-- START PROVIDED MATERIAL --
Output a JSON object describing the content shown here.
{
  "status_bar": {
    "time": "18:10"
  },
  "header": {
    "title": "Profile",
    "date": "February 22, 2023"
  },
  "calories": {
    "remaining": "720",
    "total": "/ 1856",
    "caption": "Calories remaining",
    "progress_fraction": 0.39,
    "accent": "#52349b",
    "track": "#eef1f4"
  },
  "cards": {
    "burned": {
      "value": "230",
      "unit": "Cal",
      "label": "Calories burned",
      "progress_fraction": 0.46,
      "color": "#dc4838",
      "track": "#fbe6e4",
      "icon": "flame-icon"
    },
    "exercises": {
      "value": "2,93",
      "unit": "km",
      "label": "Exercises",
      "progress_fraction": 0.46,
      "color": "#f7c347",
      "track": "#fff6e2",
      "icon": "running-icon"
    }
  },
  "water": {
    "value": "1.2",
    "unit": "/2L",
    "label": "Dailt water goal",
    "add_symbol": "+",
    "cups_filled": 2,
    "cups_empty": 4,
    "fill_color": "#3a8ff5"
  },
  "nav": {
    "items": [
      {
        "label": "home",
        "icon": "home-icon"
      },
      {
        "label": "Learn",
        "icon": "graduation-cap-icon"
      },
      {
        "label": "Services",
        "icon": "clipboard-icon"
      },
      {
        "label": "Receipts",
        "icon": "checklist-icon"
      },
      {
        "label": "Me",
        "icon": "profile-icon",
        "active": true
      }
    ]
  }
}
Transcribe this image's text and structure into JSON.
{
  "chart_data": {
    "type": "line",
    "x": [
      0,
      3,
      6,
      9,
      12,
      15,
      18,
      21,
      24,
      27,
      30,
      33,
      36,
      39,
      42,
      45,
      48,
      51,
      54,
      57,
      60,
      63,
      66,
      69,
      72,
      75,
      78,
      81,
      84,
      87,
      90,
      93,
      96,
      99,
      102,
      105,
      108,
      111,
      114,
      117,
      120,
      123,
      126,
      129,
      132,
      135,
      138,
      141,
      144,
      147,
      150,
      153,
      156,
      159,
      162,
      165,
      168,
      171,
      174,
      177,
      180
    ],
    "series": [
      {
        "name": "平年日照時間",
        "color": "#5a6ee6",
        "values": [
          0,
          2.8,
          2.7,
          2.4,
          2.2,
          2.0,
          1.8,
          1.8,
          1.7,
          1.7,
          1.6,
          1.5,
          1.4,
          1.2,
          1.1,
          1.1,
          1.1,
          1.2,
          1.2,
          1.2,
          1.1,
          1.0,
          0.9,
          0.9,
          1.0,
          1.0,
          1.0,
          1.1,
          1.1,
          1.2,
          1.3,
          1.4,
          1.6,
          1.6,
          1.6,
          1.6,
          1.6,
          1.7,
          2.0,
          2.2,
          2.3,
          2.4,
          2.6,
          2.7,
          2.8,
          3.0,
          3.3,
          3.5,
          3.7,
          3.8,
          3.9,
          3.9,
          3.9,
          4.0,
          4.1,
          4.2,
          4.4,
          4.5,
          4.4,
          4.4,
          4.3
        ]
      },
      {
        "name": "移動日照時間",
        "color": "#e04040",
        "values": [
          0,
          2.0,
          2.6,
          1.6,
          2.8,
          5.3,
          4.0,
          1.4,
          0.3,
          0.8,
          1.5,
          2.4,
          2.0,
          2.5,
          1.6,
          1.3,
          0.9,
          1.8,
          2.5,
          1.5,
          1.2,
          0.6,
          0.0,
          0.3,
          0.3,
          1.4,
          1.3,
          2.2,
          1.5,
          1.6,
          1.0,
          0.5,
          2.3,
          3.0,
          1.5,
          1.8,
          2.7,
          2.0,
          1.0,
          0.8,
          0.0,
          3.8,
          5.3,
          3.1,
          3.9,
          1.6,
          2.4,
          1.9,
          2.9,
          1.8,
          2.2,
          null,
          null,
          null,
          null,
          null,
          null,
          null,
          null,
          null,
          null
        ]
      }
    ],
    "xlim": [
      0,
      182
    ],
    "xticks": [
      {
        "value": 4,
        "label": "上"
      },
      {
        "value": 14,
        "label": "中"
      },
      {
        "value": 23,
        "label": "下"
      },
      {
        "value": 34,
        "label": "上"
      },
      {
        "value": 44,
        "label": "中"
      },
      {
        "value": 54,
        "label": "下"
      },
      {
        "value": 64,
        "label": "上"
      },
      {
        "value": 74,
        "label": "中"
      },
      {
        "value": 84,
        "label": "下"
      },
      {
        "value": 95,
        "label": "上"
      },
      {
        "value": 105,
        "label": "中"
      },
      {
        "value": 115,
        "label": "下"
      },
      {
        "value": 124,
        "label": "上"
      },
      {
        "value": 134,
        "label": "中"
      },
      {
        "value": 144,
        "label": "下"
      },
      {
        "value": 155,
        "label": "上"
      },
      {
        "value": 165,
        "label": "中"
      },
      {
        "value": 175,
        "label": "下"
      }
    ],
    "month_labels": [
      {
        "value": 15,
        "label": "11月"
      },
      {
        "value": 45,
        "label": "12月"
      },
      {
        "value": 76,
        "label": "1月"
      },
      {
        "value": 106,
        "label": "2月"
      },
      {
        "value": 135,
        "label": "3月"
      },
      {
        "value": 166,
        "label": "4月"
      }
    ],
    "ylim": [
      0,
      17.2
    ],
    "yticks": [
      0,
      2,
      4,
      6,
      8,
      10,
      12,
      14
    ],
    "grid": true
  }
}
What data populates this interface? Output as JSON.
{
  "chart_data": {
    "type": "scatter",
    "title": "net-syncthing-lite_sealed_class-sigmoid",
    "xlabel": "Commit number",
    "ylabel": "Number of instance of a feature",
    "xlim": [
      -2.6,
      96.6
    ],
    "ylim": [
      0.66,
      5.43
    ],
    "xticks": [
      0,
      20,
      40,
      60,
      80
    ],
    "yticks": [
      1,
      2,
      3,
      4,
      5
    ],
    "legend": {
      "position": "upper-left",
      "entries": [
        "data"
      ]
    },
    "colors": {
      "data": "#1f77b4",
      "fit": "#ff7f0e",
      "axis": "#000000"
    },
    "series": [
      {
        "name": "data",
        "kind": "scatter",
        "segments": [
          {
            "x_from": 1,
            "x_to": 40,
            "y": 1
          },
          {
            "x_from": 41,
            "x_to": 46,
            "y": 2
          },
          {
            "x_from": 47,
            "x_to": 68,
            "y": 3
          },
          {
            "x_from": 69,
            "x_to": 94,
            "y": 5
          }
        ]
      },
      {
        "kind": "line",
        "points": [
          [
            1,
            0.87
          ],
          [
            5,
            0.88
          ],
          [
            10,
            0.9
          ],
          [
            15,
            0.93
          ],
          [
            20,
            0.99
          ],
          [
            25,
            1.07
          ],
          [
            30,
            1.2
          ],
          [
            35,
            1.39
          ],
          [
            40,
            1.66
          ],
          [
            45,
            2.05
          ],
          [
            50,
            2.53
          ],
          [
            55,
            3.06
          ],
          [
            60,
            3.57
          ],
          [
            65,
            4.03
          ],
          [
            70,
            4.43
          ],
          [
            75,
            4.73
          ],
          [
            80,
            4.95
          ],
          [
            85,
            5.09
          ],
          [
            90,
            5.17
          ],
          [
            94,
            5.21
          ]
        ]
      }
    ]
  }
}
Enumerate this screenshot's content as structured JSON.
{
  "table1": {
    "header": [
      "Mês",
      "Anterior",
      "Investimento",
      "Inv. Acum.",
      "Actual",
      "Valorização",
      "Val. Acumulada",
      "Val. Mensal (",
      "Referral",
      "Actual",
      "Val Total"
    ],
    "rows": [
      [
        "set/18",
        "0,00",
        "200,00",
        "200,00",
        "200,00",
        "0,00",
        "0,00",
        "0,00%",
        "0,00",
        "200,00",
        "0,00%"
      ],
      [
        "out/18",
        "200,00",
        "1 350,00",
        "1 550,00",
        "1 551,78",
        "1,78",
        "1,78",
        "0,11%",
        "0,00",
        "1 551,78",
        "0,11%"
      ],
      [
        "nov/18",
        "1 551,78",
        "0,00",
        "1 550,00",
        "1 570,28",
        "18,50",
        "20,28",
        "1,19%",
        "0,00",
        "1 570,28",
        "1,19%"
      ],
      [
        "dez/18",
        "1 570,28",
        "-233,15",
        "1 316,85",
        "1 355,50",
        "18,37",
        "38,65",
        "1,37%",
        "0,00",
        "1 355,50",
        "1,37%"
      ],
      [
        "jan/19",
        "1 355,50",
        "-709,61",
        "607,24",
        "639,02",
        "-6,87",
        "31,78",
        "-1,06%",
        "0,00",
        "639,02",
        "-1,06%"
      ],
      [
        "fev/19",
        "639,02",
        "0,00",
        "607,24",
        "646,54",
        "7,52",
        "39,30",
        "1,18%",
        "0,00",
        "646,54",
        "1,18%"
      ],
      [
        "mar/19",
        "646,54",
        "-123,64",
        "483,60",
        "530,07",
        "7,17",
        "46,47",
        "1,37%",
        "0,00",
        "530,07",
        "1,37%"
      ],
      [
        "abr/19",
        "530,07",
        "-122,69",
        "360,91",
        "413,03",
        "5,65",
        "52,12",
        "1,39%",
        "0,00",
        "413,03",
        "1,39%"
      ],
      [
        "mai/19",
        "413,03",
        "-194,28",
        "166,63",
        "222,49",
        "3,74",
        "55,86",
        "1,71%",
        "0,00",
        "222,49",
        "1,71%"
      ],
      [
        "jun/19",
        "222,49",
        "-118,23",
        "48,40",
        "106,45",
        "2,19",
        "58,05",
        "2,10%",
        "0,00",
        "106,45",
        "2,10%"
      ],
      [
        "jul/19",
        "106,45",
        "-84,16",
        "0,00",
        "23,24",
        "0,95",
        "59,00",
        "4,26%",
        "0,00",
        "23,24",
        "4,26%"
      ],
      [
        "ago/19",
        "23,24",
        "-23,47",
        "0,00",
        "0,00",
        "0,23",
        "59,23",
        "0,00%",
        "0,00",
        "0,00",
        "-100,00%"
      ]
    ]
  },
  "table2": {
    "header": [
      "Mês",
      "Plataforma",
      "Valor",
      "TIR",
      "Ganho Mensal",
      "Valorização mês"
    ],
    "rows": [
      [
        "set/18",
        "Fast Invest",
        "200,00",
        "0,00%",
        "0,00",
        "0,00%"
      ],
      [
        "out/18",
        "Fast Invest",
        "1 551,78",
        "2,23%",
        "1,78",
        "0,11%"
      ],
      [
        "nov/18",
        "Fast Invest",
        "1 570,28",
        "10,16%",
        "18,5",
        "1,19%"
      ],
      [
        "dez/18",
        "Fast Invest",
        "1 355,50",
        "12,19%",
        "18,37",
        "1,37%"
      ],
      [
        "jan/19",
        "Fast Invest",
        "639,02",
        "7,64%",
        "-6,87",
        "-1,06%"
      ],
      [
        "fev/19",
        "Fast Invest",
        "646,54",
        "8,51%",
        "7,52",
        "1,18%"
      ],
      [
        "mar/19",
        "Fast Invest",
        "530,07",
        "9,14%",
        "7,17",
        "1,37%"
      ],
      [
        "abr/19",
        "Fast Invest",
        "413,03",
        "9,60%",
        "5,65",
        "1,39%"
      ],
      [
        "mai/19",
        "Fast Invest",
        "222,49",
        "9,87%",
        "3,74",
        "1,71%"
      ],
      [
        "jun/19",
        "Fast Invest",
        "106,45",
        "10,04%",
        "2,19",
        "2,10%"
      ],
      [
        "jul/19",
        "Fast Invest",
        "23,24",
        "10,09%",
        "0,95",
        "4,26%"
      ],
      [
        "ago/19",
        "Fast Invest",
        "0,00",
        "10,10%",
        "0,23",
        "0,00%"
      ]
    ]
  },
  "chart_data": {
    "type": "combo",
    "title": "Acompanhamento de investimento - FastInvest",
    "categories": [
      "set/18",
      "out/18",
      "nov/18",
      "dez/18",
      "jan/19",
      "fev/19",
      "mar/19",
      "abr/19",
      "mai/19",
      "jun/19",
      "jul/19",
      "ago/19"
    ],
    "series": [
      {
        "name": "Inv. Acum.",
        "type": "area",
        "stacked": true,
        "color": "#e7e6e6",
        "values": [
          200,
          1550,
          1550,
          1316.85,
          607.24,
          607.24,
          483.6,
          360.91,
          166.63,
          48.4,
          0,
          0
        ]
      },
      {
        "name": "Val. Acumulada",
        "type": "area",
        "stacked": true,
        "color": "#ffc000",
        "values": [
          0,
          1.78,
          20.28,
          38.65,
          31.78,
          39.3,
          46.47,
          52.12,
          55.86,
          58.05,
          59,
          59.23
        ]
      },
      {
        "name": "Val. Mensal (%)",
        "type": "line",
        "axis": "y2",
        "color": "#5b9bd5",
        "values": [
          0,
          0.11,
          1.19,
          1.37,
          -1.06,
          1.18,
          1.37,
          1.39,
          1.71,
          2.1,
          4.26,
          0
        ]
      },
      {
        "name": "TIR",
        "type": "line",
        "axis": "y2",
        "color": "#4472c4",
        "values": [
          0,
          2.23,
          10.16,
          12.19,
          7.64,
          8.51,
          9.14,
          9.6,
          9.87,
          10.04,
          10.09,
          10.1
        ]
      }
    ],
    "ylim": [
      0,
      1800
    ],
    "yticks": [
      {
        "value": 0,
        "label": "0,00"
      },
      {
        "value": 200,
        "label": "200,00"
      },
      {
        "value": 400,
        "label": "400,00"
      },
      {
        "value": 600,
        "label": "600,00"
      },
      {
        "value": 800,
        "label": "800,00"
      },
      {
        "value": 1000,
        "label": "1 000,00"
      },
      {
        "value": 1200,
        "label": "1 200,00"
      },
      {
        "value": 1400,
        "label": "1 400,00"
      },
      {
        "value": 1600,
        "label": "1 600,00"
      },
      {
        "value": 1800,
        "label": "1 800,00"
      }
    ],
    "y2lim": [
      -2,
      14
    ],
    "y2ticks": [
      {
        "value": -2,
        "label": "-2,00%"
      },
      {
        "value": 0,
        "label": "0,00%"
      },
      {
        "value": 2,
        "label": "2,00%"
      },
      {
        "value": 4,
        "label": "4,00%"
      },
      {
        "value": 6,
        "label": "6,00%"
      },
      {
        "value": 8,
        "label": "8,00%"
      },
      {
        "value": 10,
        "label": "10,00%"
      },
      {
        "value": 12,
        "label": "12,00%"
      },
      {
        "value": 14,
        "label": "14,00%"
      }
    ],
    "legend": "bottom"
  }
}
-- END PROVIDED MATERIAL --
◆ **EXERCISE**
Each line above that holds the string "type" should be copied and shown.

◆ **EXERCISE RESULT**
    "type": "line",
    "type": "scatter",
    "type": "combo",
        "type": "area",
        "type": "area",
        "type": "line",
        "type": "line",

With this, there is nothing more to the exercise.